All the data below goes into the copy word for word, but the pictures don't.

(Data entries)
↓↓↓

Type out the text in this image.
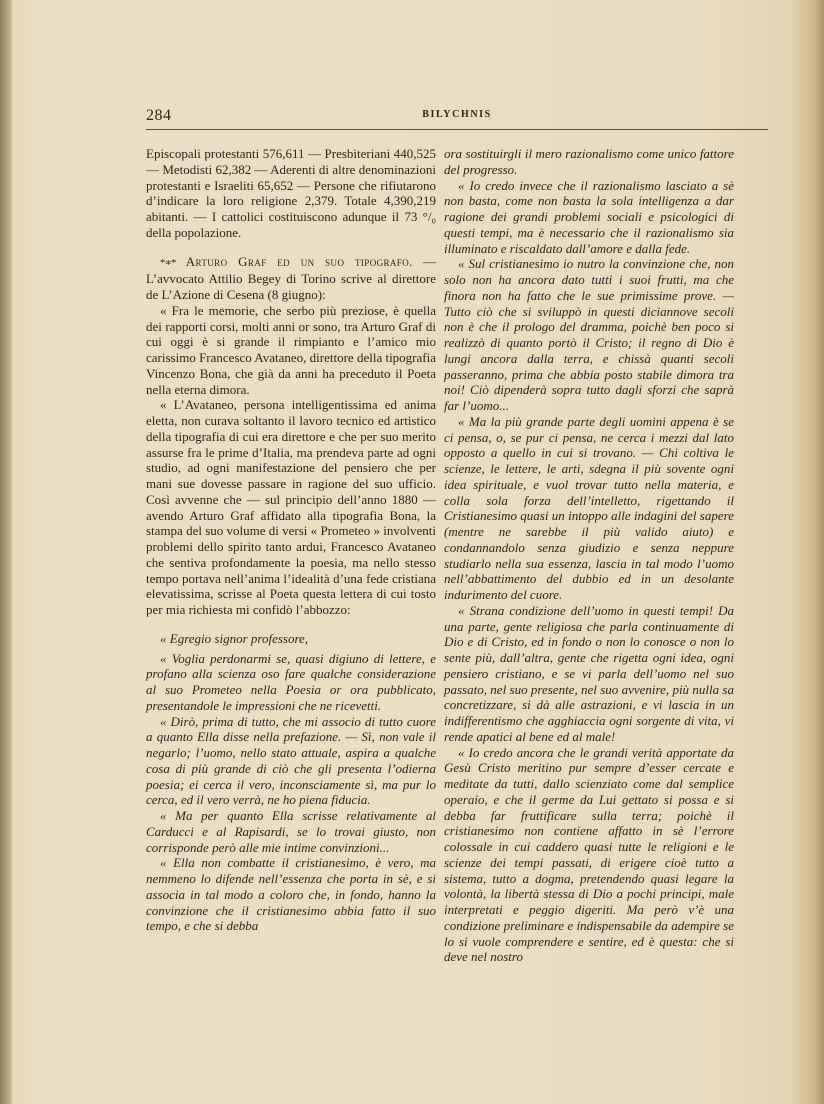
284	BILYCHNIS

Episcopali protestanti 576,611 — Presbiteriani 440,525 — Metodisti 62,382 — Aderenti di altre denominazioni protestanti e Israeliti 65,652 — Persone che rifiutarono d’indicare la loro religione 2,379. Totale 4,390,219 abitanti. — I cattolici costituiscono adunque il 73 °/₀ della popolazione.

*∗* Arturo Graf ed un suo tipografo. — L’avvocato Attilio Begey di Torino scrive al direttore de L’Azione di Cesena (8 giugno):

« Fra le memorie, che serbo più preziose, è quella dei rapporti corsi, molti anni or sono, tra Arturo Graf di cui oggi è si grande il rimpianto e l’amico mio carissimo Francesco Avataneo, direttore della tipografia Vincenzo Bona, che già da anni ha preceduto il Poeta nella eterna dimora.

« L’Avataneo, persona intelligentissima ed anima eletta, non curava soltanto il lavoro tecnico ed artistico della tipografia di cui era direttore e che per suo merito assurse fra le prime d’Italia, ma prendeva parte ad ogni studio, ad ogni manifestazione del pensiero che per mani sue dovesse passare in ragione del suo ufficio. Così avvenne che — sul principio dell’anno 1880 — avendo Arturo Graf affidato alla tipografia Bona, la stampa del suo volume di versi « Prometeo » involventi problemi dello spirito tanto ardui, Francesco Avataneo che sentiva profondamente la poesia, ma nello stesso tempo portava nell’anima l’idealità d’una fede cristiana elevatissima, scrisse al Poeta questa lettera di cui tosto per mia richiesta mi confidò l’abbozzo:

« Egregio signor professore,

« Voglia perdonarmi se, quasi digiuno di lettere, e profano alla scienza oso fare qualche considerazione al suo Prometeo nella Poesia or ora pubblicato, presentandole le impressioni che ne ricevetti.

« Dirò, prima di tutto, che mi associo di tutto cuore a quanto Ella disse nella prefazione. — Sì, non vale il negarlo; l’uomo, nello stato attuale, aspira a qualche cosa di più grande di ciò che gli presenta l’odierna poesia; ei cerca il vero, inconsciamente sì, ma pur lo cerca, ed il vero verrà, ne ho piena fiducia.

« Ma per quanto Ella scrisse relativamente al Carducci e al Rapisardi, se lo trovai giusto, non corrisponde però alle mie intime convinzioni...

« Ella non combatte il cristianesimo, è vero, ma nemmeno lo difende nell’essenza che porta in sè, e si associa in tal modo a coloro che, in fondo, hanno la convinzione che il cristianesimo abbia fatto il suo tempo, e che si debba

ora sostituirgli il mero razionalismo come unico fattore del progresso.

« Io credo invece che il razionalismo lasciato a sè non basta, come non basta la sola intelligenza a dar ragione dei grandi problemi sociali e psicologici di questi tempi, ma è necessario che il razionalismo sia illuminato e riscaldato dall’amore e dalla fede.

« Sul cristianesimo io nutro la convinzione che, non solo non ha ancora dato tutti i suoi frutti, ma che finora non ha fatto che le sue primissime prove. — Tutto ciò che si sviluppò in questi diciannove secoli non è che il prologo del dramma, poichè ben poco si realizzò di quanto portò il Cristo; il regno di Dio è lungi ancora dalla terra, e chissà quanti secoli passeranno, prima che abbia posto stabile dimora tra noi! Ciò dipenderà sopra tutto dagli sforzi che saprà far l’uomo...

« Ma la più grande parte degli uomini appena è se ci pensa, o, se pur ci pensa, ne cerca i mezzi dal lato opposto a quello in cui si trovano. — Chi coltiva le scienze, le lettere, le arti, sdegna il più sovente ogni idea spirituale, e vuol trovar tutto nella materia, e colla sola forza dell’intelletto, rigettando il Cristianesimo quasi un intoppo alle indagini del sapere (mentre ne sarebbe il più valido aiuto) e condannandolo senza giudizio e senza neppure studiarlo nella sua essenza, lascia in tal modo l’uomo nell’abbattimento del dubbio ed in un desolante indurimento del cuore.

« Strana condizione dell’uomo in questi tempi! Da una parte, gente religiosa che parla continuamente di Dio e di Cristo, ed in fondo o non lo conosce o non lo sente più, dall’altra, gente che rigetta ogni idea, ogni pensiero cristiano, e se vi parla dell’uomo nel suo passato, nel suo presente, nel suo avvenire, più nulla sa concretizzare, si dà alle astrazioni, e vi lascia in un indifferentismo che agghiaccia ogni sorgente di vita, vi rende apatici al bene ed al male!

« Io credo ancora che le grandi verità apportate da Gesù Cristo meritino pur sempre d’esser cercate e meditate da tutti, dallo scienziato come dal semplice operaio, e che il germe da Lui gettato si possa e si debba far fruttificare sulla terra; poichè il cristianesimo non contiene affatto in sè l’errore colossale in cui caddero quasi tutte le religioni e le scienze dei tempi passati, di erigere cioè tutto a sistema, tutto a dogma, pretendendo quasi legare la volontà, la libertà stessa di Dio a pochi principi, male interpretati e peggio digeriti. Ma però v’è una condizione preliminare e indispensabile da adempire se lo si vuole comprendere e sentire, ed è questa: che si deve nel nostro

↑↑↑

CORRECT OUTPUT ▸
Type out the text in this image.
284	BILYCHNIS

Episcopali protestanti 576,611 — Presbiteriani 440,525 — Metodisti 62,382 — Aderenti di altre denominazioni protestanti e Israeliti 65,652 — Persone che rifiutarono d’indicare la loro religione 2,379. Totale 4,390,219 abitanti. — I cattolici costituiscono adunque il 73 °/₀ della popolazione.

*∗* Arturo Graf ed un suo tipografo. — L’avvocato Attilio Begey di Torino scrive al direttore de L’Azione di Cesena (8 giugno):

« Fra le memorie, che serbo più preziose, è quella dei rapporti corsi, molti anni or sono, tra Arturo Graf di cui oggi è si grande il rimpianto e l’amico mio carissimo Francesco Avataneo, direttore della tipografia Vincenzo Bona, che già da anni ha preceduto il Poeta nella eterna dimora.

« L’Avataneo, persona intelligentissima ed anima eletta, non curava soltanto il lavoro tecnico ed artistico della tipografia di cui era direttore e che per suo merito assurse fra le prime d’Italia, ma prendeva parte ad ogni studio, ad ogni manifestazione del pensiero che per mani sue dovesse passare in ragione del suo ufficio. Così avvenne che — sul principio dell’anno 1880 — avendo Arturo Graf affidato alla tipografia Bona, la stampa del suo volume di versi « Prometeo » involventi problemi dello spirito tanto ardui, Francesco Avataneo che sentiva profondamente la poesia, ma nello stesso tempo portava nell’anima l’idealità d’una fede cristiana elevatissima, scrisse al Poeta questa lettera di cui tosto per mia richiesta mi confidò l’abbozzo:

« Egregio signor professore,

« Voglia perdonarmi se, quasi digiuno di lettere, e profano alla scienza oso fare qualche considerazione al suo Prometeo nella Poesia or ora pubblicato, presentandole le impressioni che ne ricevetti.

« Dirò, prima di tutto, che mi associo di tutto cuore a quanto Ella disse nella prefazione. — Sì, non vale il negarlo; l’uomo, nello stato attuale, aspira a qualche cosa di più grande di ciò che gli presenta l’odierna poesia; ei cerca il vero, inconsciamente sì, ma pur lo cerca, ed il vero verrà, ne ho piena fiducia.

« Ma per quanto Ella scrisse relativamente al Carducci e al Rapisardi, se lo trovai giusto, non corrisponde però alle mie intime convinzioni...

« Ella non combatte il cristianesimo, è vero, ma nemmeno lo difende nell’essenza che porta in sè, e si associa in tal modo a coloro che, in fondo, hanno la convinzione che il cristianesimo abbia fatto il suo tempo, e che si debba

ora sostituirgli il mero razionalismo come unico fattore del progresso.

« Io credo invece che il razionalismo lasciato a sè non basta, come non basta la sola intelligenza a dar ragione dei grandi problemi sociali e psicologici di questi tempi, ma è necessario che il razionalismo sia illuminato e riscaldato dall’amore e dalla fede.

« Sul cristianesimo io nutro la convinzione che, non solo non ha ancora dato tutti i suoi frutti, ma che finora non ha fatto che le sue primissime prove. — Tutto ciò che si sviluppò in questi diciannove secoli non è che il prologo del dramma, poichè ben poco si realizzò di quanto portò il Cristo; il regno di Dio è lungi ancora dalla terra, e chissà quanti secoli passeranno, prima che abbia posto stabile dimora tra noi! Ciò dipenderà sopra tutto dagli sforzi che saprà far l’uomo...

« Ma la più grande parte degli uomini appena è se ci pensa, o, se pur ci pensa, ne cerca i mezzi dal lato opposto a quello in cui si trovano. — Chi coltiva le scienze, le lettere, le arti, sdegna il più sovente ogni idea spirituale, e vuol trovar tutto nella materia, e colla sola forza dell’intelletto, rigettando il Cristianesimo quasi un intoppo alle indagini del sapere (mentre ne sarebbe il più valido aiuto) e condannandolo senza giudizio e senza neppure studiarlo nella sua essenza, lascia in tal modo l’uomo nell’abbattimento del dubbio ed in un desolante indurimento del cuore.

« Strana condizione dell’uomo in questi tempi! Da una parte, gente religiosa che parla continuamente di Dio e di Cristo, ed in fondo o non lo conosce o non lo sente più, dall’altra, gente che rigetta ogni idea, ogni pensiero cristiano, e se vi parla dell’uomo nel suo passato, nel suo presente, nel suo avvenire, più nulla sa concretizzare, si dà alle astrazioni, e vi lascia in un indifferentismo che agghiaccia ogni sorgente di vita, vi rende apatici al bene ed al male!

« Io credo ancora che le grandi verità apportate da Gesù Cristo meritino pur sempre d’esser cercate e meditate da tutti, dallo scienziato come dal semplice operaio, e che il germe da Lui gettato si possa e si debba far fruttificare sulla terra; poichè il cristianesimo non contiene affatto in sè l’errore colossale in cui caddero quasi tutte le religioni e le scienze dei tempi passati, di erigere cioè tutto a sistema, tutto a dogma, pretendendo quasi legare la volontà, la libertà stessa di Dio a pochi principi, male interpretati e peggio digeriti. Ma però v’è una condizione preliminare e indispensabile da adempire se lo si vuole comprendere e sentire, ed è questa: che si deve nel nostro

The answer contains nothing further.